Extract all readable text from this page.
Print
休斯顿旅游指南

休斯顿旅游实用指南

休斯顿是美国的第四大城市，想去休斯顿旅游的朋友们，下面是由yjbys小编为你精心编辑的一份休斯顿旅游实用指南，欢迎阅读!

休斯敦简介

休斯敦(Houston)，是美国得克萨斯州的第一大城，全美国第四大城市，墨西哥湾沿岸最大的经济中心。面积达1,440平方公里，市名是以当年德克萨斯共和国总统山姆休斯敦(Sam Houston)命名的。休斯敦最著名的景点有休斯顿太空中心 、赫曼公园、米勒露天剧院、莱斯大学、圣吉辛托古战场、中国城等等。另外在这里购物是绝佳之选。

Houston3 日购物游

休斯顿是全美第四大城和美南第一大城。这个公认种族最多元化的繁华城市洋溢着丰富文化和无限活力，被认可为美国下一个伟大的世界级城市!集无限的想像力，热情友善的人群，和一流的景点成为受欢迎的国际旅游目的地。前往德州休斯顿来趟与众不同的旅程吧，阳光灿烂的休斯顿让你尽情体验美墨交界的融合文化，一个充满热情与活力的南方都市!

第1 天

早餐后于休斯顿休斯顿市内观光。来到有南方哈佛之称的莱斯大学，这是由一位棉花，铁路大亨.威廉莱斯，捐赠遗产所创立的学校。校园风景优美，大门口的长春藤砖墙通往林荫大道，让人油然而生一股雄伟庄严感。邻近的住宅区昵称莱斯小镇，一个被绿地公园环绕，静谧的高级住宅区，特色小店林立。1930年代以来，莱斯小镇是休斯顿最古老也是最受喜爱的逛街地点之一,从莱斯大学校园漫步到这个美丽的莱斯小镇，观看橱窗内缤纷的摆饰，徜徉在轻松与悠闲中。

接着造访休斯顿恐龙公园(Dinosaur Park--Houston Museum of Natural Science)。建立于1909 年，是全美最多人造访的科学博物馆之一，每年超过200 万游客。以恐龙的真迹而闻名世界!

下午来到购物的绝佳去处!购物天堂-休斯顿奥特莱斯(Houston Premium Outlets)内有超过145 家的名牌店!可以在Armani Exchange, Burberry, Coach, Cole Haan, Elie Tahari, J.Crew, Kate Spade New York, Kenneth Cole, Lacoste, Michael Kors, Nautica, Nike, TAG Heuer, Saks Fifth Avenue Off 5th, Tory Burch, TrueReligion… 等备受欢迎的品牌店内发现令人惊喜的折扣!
---
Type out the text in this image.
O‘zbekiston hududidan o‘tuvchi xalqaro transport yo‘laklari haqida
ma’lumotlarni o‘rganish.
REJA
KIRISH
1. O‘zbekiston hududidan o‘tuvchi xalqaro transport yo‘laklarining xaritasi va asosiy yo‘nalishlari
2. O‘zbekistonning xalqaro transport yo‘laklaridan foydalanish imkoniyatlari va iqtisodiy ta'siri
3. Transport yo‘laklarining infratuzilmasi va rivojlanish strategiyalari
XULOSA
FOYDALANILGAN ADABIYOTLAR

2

STATED EXERCISE:
Read the entries above, then pull out the lines that include "text".

IN RESPONSE:
Extract all readable text from this page.
Type out the text in this image.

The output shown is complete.